Could every line of the data be printed exactly as it reads?

Records from a collection:
• • • • • • •

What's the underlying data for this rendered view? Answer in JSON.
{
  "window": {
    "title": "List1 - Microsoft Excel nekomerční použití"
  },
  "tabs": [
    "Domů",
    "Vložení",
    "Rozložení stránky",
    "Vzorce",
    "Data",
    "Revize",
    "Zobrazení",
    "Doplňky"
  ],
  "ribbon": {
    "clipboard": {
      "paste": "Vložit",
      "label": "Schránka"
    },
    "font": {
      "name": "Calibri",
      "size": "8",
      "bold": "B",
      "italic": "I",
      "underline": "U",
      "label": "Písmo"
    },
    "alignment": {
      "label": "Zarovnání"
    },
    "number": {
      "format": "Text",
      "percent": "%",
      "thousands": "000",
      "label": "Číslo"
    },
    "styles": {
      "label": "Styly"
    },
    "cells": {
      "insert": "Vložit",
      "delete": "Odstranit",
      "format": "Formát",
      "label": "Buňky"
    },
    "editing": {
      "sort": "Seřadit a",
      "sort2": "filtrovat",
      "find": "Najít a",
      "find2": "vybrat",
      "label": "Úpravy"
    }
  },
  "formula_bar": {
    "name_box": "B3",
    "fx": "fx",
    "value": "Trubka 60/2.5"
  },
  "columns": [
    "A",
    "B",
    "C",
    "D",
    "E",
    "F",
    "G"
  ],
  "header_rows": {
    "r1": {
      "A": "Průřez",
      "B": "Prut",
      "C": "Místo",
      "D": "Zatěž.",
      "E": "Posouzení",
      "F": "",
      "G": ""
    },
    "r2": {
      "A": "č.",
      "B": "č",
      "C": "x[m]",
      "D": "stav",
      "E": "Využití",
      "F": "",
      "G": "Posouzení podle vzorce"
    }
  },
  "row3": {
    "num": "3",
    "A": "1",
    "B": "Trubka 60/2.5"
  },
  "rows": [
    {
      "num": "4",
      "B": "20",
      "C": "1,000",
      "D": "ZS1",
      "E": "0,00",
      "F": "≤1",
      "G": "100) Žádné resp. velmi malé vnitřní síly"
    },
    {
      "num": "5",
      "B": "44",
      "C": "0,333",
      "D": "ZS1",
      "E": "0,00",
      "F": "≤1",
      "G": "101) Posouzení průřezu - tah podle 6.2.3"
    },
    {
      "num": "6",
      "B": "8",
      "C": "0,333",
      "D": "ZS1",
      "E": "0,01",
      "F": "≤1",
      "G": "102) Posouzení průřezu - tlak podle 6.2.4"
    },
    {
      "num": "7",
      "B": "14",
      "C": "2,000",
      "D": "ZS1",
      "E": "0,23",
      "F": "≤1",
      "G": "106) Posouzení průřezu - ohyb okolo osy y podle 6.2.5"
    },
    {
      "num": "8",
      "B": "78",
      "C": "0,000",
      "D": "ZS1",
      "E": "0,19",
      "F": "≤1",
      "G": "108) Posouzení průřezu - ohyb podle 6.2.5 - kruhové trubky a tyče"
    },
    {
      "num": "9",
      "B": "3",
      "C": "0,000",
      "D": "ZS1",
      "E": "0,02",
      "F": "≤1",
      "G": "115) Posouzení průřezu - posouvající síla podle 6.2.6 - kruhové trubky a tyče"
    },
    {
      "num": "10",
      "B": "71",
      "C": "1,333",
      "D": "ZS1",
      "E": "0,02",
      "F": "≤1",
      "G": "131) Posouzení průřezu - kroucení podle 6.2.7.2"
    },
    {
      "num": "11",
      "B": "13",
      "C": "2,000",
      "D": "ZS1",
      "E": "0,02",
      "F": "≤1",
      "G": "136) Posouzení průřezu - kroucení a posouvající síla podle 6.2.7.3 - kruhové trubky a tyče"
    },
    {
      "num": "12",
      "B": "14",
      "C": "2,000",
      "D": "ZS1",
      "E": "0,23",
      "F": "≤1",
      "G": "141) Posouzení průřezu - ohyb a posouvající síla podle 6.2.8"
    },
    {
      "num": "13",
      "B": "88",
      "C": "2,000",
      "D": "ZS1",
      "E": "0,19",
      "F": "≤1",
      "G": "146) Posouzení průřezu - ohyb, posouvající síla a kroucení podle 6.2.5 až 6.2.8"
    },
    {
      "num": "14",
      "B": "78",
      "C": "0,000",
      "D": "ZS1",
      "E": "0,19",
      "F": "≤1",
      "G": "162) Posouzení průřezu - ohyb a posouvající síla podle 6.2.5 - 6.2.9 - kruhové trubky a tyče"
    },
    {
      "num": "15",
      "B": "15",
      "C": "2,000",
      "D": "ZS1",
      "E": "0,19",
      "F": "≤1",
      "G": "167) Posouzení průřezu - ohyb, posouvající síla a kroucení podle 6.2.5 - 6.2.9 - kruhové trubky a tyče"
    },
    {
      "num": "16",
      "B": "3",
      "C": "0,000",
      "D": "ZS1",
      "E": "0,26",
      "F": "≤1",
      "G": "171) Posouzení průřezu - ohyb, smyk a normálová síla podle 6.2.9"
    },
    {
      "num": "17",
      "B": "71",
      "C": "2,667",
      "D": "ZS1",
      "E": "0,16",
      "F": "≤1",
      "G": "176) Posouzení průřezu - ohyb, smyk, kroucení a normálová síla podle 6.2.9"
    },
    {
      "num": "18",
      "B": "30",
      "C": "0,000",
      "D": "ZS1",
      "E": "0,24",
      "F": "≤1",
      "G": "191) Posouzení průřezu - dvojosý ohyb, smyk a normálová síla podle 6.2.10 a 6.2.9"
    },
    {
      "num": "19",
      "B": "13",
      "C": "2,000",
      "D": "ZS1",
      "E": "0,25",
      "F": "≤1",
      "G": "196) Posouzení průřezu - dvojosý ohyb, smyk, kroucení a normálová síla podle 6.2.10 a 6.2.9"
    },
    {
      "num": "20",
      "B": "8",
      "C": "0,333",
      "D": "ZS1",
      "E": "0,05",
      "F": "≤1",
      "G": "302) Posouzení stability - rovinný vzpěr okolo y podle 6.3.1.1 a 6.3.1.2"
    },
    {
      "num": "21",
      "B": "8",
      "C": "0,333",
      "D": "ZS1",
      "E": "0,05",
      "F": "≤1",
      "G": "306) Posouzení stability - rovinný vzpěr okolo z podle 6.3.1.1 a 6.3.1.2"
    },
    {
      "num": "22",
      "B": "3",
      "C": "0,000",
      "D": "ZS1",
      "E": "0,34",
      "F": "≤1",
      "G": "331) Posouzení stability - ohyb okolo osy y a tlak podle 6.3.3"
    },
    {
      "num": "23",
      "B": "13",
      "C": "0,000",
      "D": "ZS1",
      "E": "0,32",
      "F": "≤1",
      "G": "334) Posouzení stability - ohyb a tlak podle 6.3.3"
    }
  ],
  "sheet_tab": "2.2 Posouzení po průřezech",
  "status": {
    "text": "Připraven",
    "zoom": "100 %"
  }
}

• • • • • • •

CORRECT ANSWER:
What's the underlying data for this rendered view? Answer in JSON.
{
  "window": {
    "title": "List1 - Microsoft Excel nekomerční použití"
  },
  "tabs": [
    "Domů",
    "Vložení",
    "Rozložení stránky",
    "Vzorce",
    "Data",
    "Revize",
    "Zobrazení",
    "Doplňky"
  ],
  "ribbon": {
    "clipboard": {
      "paste": "Vložit",
      "label": "Schránka"
    },
    "font": {
      "name": "Calibri",
      "size": "8",
      "bold": "B",
      "italic": "I",
      "underline": "U",
      "label": "Písmo"
    },
    "alignment": {
      "label": "Zarovnání"
    },
    "number": {
      "format": "Text",
      "percent": "%",
      "thousands": "000",
      "label": "Číslo"
    },
    "styles": {
      "label": "Styly"
    },
    "cells": {
      "insert": "Vložit",
      "delete": "Odstranit",
      "format": "Formát",
      "label": "Buňky"
    },
    "editing": {
      "sort": "Seřadit a",
      "sort2": "filtrovat",
      "find": "Najít a",
      "find2": "vybrat",
      "label": "Úpravy"
    }
  },
  "formula_bar": {
    "name_box": "B3",
    "fx": "fx",
    "value": "Trubka 60/2.5"
  },
  "columns": [
    "A",
    "B",
    "C",
    "D",
    "E",
    "F",
    "G"
  ],
  "header_rows": {
    "r1": {
      "A": "Průřez",
      "B": "Prut",
      "C": "Místo",
      "D": "Zatěž.",
      "E": "Posouzení",
      "F": "",
      "G": ""
    },
    "r2": {
      "A": "č.",
      "B": "č",
      "C": "x[m]",
      "D": "stav",
      "E": "Využití",
      "F": "",
      "G": "Posouzení podle vzorce"
    }
  },
  "row3": {
    "num": "3",
    "A": "1",
    "B": "Trubka 60/2.5"
  },
  "rows": [
    {
      "num": "4",
      "B": "20",
      "C": "1,000",
      "D": "ZS1",
      "E": "0,00",
      "F": "≤1",
      "G": "100) Žádné resp. velmi malé vnitřní síly"
    },
    {
      "num": "5",
      "B": "44",
      "C": "0,333",
      "D": "ZS1",
      "E": "0,00",
      "F": "≤1",
      "G": "101) Posouzení průřezu - tah podle 6.2.3"
    },
    {
      "num": "6",
      "B": "8",
      "C": "0,333",
      "D": "ZS1",
      "E": "0,01",
      "F": "≤1",
      "G": "102) Posouzení průřezu - tlak podle 6.2.4"
    },
    {
      "num": "7",
      "B": "14",
      "C": "2,000",
      "D": "ZS1",
      "E": "0,23",
      "F": "≤1",
      "G": "106) Posouzení průřezu - ohyb okolo osy y podle 6.2.5"
    },
    {
      "num": "8",
      "B": "78",
      "C": "0,000",
      "D": "ZS1",
      "E": "0,19",
      "F": "≤1",
      "G": "108) Posouzení průřezu - ohyb podle 6.2.5 - kruhové trubky a tyče"
    },
    {
      "num": "9",
      "B": "3",
      "C": "0,000",
      "D": "ZS1",
      "E": "0,02",
      "F": "≤1",
      "G": "115) Posouzení průřezu - posouvající síla podle 6.2.6 - kruhové trubky a tyče"
    },
    {
      "num": "10",
      "B": "71",
      "C": "1,333",
      "D": "ZS1",
      "E": "0,02",
      "F": "≤1",
      "G": "131) Posouzení průřezu - kroucení podle 6.2.7.2"
    },
    {
      "num": "11",
      "B": "13",
      "C": "2,000",
      "D": "ZS1",
      "E": "0,02",
      "F": "≤1",
      "G": "136) Posouzení průřezu - kroucení a posouvající síla podle 6.2.7.3 - kruhové trubky a tyče"
    },
    {
      "num": "12",
      "B": "14",
      "C": "2,000",
      "D": "ZS1",
      "E": "0,23",
      "F": "≤1",
      "G": "141) Posouzení průřezu - ohyb a posouvající síla podle 6.2.8"
    },
    {
      "num": "13",
      "B": "88",
      "C": "2,000",
      "D": "ZS1",
      "E": "0,19",
      "F": "≤1",
      "G": "146) Posouzení průřezu - ohyb, posouvající síla a kroucení podle 6.2.5 až 6.2.8"
    },
    {
      "num": "14",
      "B": "78",
      "C": "0,000",
      "D": "ZS1",
      "E": "0,19",
      "F": "≤1",
      "G": "162) Posouzení průřezu - ohyb a posouvající síla podle 6.2.5 - 6.2.9 - kruhové trubky a tyče"
    },
    {
      "num": "15",
      "B": "15",
      "C": "2,000",
      "D": "ZS1",
      "E": "0,19",
      "F": "≤1",
      "G": "167) Posouzení průřezu - ohyb, posouvající síla a kroucení podle 6.2.5 - 6.2.9 - kruhové trubky a tyče"
    },
    {
      "num": "16",
      "B": "3",
      "C": "0,000",
      "D": "ZS1",
      "E": "0,26",
      "F": "≤1",
      "G": "171) Posouzení průřezu - ohyb, smyk a normálová síla podle 6.2.9"
    },
    {
      "num": "17",
      "B": "71",
      "C": "2,667",
      "D": "ZS1",
      "E": "0,16",
      "F": "≤1",
      "G": "176) Posouzení průřezu - ohyb, smyk, kroucení a normálová síla podle 6.2.9"
    },
    {
      "num": "18",
      "B": "30",
      "C": "0,000",
      "D": "ZS1",
      "E": "0,24",
      "F": "≤1",
      "G": "191) Posouzení průřezu - dvojosý ohyb, smyk a normálová síla podle 6.2.10 a 6.2.9"
    },
    {
      "num": "19",
      "B": "13",
      "C": "2,000",
      "D": "ZS1",
      "E": "0,25",
      "F": "≤1",
      "G": "196) Posouzení průřezu - dvojosý ohyb, smyk, kroucení a normálová síla podle 6.2.10 a 6.2.9"
    },
    {
      "num": "20",
      "B": "8",
      "C": "0,333",
      "D": "ZS1",
      "E": "0,05",
      "F": "≤1",
      "G": "302) Posouzení stability - rovinný vzpěr okolo y podle 6.3.1.1 a 6.3.1.2"
    },
    {
      "num": "21",
      "B": "8",
      "C": "0,333",
      "D": "ZS1",
      "E": "0,05",
      "F": "≤1",
      "G": "306) Posouzení stability - rovinný vzpěr okolo z podle 6.3.1.1 a 6.3.1.2"
    },
    {
      "num": "22",
      "B": "3",
      "C": "0,000",
      "D": "ZS1",
      "E": "0,34",
      "F": "≤1",
      "G": "331) Posouzení stability - ohyb okolo osy y a tlak podle 6.3.3"
    },
    {
      "num": "23",
      "B": "13",
      "C": "0,000",
      "D": "ZS1",
      "E": "0,32",
      "F": "≤1",
      "G": "334) Posouzení stability - ohyb a tlak podle 6.3.3"
    }
  ],
  "sheet_tab": "2.2 Posouzení po průřezech",
  "status": {
    "text": "Připraven",
    "zoom": "100 %"
  }
}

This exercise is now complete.